**Request:** Copy all lines that contain the word "down".

————

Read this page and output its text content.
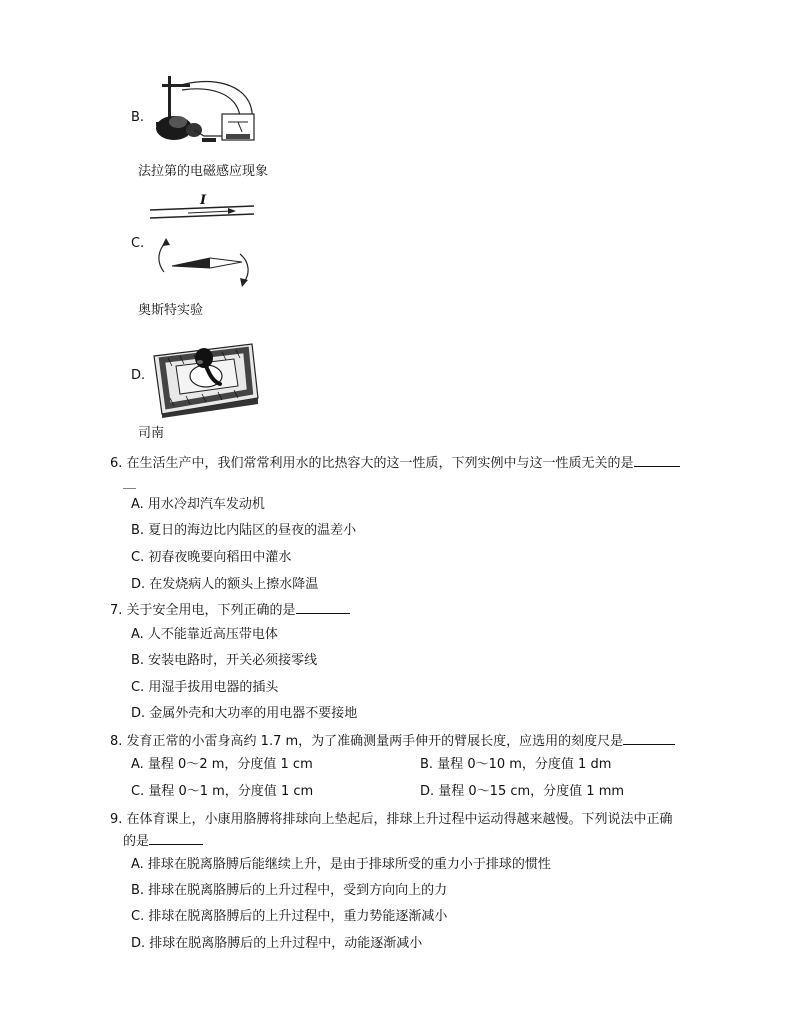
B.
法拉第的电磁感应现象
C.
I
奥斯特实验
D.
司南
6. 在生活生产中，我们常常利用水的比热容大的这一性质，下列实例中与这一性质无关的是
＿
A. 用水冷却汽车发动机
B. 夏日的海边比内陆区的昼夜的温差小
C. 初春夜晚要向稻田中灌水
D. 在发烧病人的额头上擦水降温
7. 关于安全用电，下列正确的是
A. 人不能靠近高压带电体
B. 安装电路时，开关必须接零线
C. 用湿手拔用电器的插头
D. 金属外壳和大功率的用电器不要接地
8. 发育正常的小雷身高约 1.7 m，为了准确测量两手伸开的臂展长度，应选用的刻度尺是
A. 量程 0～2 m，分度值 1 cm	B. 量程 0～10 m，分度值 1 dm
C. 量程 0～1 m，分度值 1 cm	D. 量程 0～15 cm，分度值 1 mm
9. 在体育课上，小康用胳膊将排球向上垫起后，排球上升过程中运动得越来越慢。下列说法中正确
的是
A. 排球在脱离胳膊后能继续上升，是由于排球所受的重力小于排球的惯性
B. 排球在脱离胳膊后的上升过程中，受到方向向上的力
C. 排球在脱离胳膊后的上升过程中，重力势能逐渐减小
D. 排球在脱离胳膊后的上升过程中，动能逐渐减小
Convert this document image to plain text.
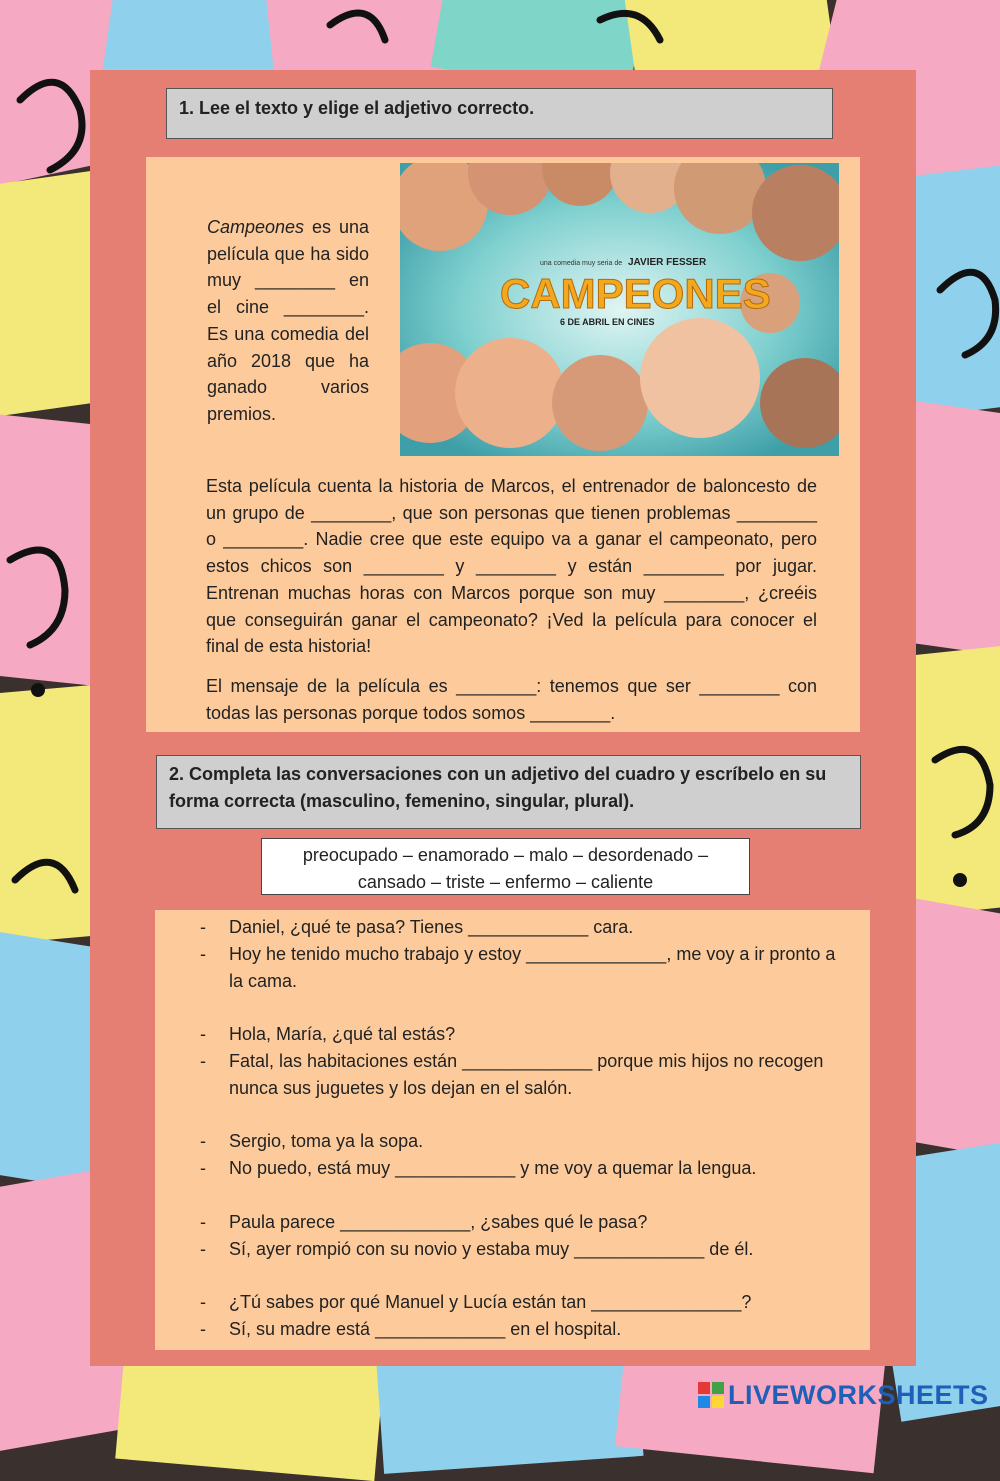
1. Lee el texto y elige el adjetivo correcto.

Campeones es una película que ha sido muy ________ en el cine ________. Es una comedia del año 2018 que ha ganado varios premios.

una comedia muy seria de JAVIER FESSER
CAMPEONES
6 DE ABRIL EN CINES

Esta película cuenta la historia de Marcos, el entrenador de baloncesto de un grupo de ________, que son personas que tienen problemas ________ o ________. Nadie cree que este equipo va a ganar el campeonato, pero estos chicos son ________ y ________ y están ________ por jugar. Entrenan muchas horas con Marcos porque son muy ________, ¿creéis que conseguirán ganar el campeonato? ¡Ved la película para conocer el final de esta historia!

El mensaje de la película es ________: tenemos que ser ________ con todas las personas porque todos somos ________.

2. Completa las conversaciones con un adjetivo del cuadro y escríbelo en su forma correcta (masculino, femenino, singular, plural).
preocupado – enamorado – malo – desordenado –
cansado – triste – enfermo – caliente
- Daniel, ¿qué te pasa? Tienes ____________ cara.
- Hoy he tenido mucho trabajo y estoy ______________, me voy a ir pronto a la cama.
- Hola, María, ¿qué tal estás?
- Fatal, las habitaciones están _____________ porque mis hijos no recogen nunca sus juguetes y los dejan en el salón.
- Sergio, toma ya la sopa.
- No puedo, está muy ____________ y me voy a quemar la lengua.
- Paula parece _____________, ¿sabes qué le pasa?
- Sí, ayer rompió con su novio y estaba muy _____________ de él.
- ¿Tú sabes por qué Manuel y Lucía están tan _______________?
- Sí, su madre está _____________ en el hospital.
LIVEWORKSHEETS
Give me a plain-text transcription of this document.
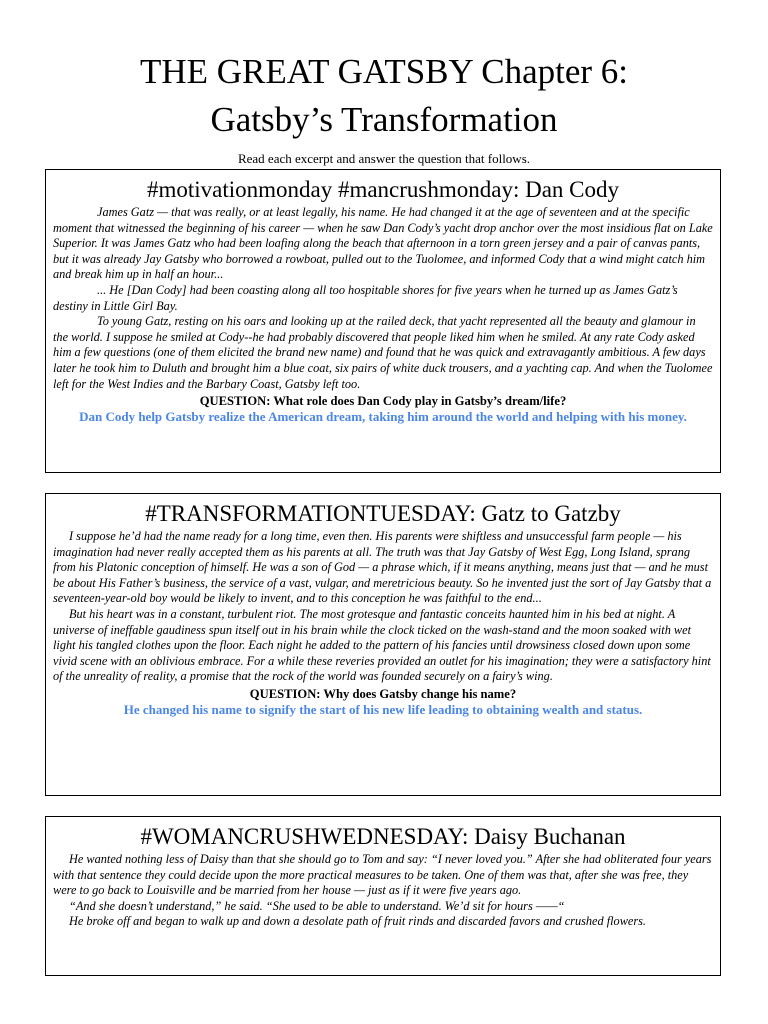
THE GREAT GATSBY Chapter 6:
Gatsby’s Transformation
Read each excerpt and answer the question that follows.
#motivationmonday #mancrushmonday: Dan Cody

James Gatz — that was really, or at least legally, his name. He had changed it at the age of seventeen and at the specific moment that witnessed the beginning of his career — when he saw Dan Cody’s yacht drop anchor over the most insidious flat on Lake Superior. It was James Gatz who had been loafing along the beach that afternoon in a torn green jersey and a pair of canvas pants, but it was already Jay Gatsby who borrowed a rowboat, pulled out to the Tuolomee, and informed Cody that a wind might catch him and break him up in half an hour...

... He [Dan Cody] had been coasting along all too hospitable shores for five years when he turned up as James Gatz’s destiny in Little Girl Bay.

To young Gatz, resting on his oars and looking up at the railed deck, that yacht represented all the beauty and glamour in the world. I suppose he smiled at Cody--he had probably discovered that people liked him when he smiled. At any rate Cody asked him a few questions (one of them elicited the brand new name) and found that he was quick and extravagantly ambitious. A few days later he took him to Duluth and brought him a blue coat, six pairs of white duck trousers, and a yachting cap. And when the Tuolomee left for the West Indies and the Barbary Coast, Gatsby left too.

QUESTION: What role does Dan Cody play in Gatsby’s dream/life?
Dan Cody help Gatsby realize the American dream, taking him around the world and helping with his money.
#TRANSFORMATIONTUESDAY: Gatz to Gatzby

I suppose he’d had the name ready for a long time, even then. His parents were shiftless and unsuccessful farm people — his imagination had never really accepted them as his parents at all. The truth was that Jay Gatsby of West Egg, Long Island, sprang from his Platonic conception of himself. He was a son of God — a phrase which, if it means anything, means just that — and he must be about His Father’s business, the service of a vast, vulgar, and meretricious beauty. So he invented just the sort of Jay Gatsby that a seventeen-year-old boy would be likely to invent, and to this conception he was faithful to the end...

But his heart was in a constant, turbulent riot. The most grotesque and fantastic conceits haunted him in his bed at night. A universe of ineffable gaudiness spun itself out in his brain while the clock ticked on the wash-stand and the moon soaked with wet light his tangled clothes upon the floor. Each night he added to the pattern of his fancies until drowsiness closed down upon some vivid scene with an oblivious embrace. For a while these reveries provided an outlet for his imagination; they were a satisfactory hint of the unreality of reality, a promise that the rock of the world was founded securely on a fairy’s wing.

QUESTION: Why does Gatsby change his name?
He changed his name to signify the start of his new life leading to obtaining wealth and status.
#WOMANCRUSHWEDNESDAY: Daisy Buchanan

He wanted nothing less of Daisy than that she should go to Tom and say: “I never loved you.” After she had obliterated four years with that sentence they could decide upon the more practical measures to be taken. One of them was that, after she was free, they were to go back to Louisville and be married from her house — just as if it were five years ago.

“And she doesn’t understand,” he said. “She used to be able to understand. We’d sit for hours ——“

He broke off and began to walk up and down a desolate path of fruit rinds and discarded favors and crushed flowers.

————

**Complete response:**
But his heart was in a constant, turbulent riot. The most grotesque and fantastic conceits haunted him in his bed at night. A universe of ineffable gaudiness spun itself out in his brain while the clock ticked on the wash-stand and the moon soaked with wet light his tangled clothes upon the floor. Each night he added to the pattern of his fancies until drowsiness closed down upon some vivid scene with an oblivious embrace. For a while these reveries provided an outlet for his imagination; they were a satisfactory hint of the unreality of reality, a promise that the rock of the world was founded securely on a fairy’s wing.
He broke off and began to walk up and down a desolate path of fruit rinds and discarded favors and crushed flowers.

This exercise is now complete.